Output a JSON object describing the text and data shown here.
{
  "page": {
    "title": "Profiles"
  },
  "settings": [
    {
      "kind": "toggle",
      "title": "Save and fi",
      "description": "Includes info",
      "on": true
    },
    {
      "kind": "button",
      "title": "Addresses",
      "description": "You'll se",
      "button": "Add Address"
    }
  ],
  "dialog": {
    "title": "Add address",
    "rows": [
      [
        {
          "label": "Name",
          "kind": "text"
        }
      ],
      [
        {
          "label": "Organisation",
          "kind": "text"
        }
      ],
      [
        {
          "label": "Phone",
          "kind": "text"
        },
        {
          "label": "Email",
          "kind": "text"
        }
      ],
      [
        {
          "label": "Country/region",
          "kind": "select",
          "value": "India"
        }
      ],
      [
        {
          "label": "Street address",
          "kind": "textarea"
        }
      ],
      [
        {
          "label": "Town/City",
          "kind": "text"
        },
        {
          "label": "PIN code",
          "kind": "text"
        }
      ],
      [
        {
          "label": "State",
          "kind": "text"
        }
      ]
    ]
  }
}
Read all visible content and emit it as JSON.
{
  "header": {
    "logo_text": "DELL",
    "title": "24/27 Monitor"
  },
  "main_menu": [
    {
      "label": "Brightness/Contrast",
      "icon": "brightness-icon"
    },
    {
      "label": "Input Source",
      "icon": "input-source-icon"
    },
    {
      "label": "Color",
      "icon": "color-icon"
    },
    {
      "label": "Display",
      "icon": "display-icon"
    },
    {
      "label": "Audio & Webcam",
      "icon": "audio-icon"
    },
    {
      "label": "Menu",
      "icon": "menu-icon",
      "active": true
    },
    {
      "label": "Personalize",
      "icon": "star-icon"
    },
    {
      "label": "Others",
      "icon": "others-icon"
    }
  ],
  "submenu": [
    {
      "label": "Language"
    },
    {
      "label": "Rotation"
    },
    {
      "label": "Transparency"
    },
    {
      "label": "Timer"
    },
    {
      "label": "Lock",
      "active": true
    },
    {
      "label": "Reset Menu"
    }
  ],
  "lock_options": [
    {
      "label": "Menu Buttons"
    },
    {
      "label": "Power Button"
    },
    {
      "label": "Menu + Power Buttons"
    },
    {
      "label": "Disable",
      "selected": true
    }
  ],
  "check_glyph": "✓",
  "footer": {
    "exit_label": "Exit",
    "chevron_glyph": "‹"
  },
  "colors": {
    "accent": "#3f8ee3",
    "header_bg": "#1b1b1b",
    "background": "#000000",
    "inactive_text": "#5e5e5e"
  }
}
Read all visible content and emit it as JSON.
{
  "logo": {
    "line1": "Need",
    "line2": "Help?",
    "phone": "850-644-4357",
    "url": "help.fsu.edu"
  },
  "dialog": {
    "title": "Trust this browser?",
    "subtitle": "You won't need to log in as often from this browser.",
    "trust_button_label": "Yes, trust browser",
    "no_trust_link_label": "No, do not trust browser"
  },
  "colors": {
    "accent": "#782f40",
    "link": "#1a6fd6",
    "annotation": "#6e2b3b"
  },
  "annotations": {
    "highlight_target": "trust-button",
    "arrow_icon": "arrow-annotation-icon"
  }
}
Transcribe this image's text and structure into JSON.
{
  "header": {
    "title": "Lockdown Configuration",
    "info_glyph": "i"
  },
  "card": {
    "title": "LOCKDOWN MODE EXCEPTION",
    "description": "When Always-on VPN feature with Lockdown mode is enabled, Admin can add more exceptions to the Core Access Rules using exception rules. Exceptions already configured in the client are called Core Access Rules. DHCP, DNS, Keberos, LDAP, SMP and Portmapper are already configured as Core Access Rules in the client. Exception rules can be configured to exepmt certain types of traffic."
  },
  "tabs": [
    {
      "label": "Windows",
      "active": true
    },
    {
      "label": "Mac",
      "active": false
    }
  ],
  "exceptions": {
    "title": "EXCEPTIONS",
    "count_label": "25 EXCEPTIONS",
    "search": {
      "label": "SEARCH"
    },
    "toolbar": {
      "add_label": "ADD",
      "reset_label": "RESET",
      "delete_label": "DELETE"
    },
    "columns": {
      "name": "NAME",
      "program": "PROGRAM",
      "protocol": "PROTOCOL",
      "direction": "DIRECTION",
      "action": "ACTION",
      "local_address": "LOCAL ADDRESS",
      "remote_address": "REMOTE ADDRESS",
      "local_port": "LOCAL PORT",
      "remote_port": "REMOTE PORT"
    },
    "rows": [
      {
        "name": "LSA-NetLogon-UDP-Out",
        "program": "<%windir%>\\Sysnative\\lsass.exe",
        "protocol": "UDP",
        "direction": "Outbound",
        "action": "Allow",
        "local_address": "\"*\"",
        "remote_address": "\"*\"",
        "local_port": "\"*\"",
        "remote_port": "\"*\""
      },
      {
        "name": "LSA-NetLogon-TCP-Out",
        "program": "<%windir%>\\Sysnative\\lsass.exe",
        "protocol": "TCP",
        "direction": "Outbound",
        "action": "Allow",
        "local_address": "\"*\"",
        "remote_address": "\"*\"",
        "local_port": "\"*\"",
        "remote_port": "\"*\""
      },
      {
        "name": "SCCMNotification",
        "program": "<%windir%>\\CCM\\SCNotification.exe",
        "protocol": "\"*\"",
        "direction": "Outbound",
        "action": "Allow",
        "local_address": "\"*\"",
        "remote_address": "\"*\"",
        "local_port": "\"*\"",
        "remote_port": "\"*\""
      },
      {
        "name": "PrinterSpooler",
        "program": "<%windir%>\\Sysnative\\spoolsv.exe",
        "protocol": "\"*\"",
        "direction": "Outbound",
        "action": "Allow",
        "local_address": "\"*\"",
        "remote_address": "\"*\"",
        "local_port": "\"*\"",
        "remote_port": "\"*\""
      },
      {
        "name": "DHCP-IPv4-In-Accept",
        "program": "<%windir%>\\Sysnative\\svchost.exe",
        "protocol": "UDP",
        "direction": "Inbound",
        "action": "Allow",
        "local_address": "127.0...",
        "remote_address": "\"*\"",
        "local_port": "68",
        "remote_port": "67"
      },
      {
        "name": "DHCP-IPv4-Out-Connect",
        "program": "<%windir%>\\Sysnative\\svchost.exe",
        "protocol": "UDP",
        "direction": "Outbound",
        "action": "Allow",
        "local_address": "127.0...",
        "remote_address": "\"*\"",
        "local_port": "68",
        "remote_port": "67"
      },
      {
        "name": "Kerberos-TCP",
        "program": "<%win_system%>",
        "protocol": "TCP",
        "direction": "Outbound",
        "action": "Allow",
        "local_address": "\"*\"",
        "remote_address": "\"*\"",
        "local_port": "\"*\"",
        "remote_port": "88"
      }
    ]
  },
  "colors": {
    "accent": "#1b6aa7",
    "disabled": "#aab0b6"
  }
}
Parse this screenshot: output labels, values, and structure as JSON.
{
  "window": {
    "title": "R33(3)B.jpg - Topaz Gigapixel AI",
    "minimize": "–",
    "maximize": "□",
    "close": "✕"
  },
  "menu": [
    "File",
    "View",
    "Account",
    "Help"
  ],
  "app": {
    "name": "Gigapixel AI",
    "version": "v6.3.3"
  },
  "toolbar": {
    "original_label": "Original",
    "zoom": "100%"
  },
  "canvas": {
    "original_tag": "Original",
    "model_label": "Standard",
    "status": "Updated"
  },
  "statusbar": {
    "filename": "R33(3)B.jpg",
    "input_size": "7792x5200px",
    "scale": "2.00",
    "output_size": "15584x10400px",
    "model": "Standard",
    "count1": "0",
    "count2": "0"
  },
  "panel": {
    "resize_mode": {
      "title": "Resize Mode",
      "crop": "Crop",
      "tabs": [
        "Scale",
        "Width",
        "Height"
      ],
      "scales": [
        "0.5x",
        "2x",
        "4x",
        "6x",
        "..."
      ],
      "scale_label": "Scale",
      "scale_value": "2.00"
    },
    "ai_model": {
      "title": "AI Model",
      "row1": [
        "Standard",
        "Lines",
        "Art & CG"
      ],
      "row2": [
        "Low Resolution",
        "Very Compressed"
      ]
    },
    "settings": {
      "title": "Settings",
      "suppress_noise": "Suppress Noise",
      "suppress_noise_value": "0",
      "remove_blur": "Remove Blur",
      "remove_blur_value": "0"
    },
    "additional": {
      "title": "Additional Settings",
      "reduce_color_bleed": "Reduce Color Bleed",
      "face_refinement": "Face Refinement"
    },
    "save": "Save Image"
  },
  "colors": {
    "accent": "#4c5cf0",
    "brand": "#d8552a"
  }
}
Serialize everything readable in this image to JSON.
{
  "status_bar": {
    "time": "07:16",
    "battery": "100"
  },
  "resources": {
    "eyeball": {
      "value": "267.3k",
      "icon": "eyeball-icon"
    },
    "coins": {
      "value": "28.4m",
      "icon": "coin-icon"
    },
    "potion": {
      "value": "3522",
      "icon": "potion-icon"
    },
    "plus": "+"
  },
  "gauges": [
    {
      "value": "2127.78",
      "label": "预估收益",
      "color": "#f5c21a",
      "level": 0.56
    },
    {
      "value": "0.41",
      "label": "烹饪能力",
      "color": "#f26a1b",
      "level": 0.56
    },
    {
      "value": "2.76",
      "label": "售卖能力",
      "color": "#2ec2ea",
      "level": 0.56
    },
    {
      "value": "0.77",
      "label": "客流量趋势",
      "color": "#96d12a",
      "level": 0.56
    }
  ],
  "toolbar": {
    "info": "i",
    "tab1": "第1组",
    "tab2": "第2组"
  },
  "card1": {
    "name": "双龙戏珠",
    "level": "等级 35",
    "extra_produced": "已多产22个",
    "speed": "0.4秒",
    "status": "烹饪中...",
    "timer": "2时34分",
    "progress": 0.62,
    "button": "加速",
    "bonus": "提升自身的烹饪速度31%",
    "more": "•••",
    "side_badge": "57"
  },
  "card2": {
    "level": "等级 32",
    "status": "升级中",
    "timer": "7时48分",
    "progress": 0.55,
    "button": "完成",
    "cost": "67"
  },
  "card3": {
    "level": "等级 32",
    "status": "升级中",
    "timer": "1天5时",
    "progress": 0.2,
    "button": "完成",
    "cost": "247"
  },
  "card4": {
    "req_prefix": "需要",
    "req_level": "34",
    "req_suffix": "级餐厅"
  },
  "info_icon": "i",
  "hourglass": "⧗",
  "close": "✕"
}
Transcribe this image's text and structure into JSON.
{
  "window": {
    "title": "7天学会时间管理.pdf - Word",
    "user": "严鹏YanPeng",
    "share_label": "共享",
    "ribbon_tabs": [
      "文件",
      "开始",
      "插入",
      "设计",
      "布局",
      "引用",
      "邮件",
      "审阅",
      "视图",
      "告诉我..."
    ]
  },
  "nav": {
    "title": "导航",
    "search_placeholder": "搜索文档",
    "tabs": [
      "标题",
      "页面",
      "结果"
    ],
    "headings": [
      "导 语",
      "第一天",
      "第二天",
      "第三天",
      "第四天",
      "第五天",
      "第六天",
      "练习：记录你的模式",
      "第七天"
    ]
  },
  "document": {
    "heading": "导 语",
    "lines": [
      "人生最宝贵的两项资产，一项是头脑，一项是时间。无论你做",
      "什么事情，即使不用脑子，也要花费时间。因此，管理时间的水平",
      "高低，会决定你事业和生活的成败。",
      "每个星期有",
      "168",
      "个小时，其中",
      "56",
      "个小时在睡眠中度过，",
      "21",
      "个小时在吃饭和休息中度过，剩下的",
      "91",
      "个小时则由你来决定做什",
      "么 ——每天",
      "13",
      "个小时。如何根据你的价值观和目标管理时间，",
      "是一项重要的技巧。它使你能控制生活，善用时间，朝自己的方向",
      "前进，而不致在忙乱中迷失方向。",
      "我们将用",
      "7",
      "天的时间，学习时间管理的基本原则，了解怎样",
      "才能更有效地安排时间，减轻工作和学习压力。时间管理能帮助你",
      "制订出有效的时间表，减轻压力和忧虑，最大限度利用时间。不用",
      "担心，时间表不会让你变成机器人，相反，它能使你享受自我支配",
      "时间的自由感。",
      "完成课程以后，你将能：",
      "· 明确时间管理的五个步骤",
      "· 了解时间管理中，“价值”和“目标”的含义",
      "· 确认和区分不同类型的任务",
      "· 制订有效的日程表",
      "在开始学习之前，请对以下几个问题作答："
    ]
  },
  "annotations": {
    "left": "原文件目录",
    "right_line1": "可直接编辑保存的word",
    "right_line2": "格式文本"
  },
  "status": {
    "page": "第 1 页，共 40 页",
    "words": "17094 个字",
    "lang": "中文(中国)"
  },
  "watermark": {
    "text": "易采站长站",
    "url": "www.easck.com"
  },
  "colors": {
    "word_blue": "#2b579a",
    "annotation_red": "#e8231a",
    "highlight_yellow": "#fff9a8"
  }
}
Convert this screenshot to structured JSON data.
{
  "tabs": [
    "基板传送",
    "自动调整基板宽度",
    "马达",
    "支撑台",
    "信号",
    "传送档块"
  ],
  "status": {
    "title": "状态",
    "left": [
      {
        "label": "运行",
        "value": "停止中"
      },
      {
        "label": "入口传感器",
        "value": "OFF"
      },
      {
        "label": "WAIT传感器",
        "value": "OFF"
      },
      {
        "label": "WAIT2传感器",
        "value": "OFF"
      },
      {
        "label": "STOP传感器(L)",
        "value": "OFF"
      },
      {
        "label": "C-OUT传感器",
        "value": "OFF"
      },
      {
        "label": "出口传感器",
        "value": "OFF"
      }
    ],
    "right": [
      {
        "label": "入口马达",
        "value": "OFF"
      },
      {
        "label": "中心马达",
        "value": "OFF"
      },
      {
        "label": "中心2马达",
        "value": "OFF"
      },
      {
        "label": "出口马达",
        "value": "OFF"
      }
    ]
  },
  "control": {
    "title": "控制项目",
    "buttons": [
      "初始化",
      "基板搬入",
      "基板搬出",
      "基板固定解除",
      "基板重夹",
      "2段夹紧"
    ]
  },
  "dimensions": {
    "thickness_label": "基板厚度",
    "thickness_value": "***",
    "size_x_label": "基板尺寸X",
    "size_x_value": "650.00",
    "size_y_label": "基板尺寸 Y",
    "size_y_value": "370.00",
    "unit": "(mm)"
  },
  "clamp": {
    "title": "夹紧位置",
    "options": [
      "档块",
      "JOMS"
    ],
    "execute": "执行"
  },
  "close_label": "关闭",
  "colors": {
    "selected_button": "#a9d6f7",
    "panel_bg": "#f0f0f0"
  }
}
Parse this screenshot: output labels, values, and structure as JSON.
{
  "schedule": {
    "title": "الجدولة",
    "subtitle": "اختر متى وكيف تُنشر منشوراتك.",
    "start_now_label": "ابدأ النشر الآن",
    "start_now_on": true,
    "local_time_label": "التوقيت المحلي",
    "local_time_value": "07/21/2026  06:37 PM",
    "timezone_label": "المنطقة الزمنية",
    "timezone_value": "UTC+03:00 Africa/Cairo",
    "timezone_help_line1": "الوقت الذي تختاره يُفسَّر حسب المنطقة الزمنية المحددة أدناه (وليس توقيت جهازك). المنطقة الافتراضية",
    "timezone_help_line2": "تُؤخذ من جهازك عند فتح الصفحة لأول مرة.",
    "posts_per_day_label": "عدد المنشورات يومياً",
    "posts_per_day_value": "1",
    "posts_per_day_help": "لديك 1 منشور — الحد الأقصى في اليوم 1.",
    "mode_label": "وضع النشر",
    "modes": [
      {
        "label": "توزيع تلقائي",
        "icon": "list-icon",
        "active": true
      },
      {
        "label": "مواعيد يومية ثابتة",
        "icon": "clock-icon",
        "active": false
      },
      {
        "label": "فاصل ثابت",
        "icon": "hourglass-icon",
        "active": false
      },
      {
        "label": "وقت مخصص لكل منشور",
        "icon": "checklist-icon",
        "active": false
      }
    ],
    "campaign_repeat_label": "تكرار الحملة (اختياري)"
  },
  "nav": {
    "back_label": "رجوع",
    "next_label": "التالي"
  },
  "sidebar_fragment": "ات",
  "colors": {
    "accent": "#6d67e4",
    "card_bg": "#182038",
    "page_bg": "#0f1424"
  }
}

**Set exercise**
Each line that holds the word "browser" is to be copied.

**Written answer**
    "title": "Trust this browser?",
    "subtitle": "You won't need to log in as often from this browser.",
    "trust_button_label": "Yes, trust browser",
    "no_trust_link_label": "No, do not trust browser"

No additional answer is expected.